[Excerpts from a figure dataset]
####

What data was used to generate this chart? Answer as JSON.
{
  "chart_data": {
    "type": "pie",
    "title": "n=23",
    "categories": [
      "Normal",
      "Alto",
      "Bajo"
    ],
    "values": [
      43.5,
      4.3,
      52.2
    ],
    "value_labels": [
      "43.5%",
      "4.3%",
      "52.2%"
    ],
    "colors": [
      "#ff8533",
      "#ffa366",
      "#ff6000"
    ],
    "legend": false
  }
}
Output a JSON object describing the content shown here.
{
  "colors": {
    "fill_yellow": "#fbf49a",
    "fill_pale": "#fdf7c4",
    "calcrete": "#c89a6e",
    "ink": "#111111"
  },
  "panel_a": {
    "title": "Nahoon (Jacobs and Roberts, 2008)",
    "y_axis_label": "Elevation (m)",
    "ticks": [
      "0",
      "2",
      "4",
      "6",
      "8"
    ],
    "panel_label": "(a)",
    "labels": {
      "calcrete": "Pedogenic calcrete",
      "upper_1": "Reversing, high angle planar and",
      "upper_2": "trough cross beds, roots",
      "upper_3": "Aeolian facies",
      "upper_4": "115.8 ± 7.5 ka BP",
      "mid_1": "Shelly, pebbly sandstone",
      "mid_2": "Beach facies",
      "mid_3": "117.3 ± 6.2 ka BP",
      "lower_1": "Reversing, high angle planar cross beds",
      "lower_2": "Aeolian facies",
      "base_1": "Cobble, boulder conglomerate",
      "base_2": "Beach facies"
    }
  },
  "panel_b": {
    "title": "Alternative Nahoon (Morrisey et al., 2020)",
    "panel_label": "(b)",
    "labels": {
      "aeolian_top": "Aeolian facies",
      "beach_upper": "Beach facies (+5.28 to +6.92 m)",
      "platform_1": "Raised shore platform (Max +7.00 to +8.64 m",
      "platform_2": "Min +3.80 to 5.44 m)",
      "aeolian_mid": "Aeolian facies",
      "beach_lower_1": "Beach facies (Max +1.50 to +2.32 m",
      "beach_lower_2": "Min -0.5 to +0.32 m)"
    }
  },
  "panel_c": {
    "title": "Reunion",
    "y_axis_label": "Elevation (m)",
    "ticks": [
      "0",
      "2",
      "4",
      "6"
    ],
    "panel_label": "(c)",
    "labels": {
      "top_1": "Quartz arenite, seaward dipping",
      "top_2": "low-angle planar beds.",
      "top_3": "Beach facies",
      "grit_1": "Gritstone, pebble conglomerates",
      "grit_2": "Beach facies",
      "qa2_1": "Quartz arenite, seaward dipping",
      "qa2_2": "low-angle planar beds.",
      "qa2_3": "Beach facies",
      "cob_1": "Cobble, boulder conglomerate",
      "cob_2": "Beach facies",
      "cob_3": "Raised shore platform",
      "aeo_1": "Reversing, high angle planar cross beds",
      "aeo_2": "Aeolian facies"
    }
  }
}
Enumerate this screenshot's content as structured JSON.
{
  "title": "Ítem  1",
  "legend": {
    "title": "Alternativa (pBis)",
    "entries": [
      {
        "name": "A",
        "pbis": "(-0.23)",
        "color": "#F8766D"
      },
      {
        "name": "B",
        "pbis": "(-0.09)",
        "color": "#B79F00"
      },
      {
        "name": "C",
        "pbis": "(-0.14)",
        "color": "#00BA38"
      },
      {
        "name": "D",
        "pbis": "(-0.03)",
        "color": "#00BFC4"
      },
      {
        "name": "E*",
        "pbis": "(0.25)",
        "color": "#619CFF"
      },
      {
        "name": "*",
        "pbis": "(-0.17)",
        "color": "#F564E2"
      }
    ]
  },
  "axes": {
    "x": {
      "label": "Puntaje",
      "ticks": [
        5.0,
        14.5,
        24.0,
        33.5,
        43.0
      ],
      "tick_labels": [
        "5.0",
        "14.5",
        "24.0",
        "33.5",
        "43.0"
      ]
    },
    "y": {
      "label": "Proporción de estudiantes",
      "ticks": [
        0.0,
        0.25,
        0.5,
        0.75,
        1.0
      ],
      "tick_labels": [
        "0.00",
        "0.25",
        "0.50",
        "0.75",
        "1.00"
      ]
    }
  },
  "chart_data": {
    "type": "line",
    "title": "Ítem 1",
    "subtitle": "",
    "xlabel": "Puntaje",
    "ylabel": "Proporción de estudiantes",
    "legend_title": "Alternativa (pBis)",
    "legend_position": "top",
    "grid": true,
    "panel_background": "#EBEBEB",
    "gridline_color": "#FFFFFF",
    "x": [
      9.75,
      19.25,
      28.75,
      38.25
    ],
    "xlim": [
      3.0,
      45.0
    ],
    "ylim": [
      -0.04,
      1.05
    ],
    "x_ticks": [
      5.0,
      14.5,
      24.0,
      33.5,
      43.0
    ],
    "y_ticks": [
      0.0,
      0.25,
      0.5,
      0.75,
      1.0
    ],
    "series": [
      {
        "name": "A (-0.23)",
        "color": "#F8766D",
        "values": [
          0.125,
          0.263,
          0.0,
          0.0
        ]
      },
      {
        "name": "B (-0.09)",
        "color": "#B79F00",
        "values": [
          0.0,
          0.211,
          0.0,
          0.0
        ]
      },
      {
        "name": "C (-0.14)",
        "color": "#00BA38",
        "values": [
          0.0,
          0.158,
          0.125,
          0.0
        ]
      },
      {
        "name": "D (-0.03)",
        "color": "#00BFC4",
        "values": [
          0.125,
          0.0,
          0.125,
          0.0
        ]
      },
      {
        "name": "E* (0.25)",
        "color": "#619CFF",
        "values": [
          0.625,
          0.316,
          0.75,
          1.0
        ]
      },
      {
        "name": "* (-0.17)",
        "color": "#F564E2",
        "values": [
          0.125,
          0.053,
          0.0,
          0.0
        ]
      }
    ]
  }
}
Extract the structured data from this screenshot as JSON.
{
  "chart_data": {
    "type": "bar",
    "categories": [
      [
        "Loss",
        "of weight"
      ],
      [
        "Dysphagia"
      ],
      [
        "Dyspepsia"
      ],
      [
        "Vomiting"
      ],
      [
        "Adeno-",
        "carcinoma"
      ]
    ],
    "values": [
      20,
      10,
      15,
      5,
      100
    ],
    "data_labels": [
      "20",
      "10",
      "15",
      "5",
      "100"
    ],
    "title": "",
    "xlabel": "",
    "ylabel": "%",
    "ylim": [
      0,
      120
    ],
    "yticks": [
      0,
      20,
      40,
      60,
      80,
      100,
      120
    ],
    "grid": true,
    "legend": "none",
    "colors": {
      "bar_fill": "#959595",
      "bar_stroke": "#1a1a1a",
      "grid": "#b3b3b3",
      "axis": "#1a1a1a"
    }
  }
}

####

Instructions for the task:
Find the word "high" in the data and copy out each line where it turns up.

Exercise result:
      "upper_1": "Reversing, high angle planar and",
      "lower_1": "Reversing, high angle planar cross beds",
      "aeo_1": "Reversing, high angle planar cross beds",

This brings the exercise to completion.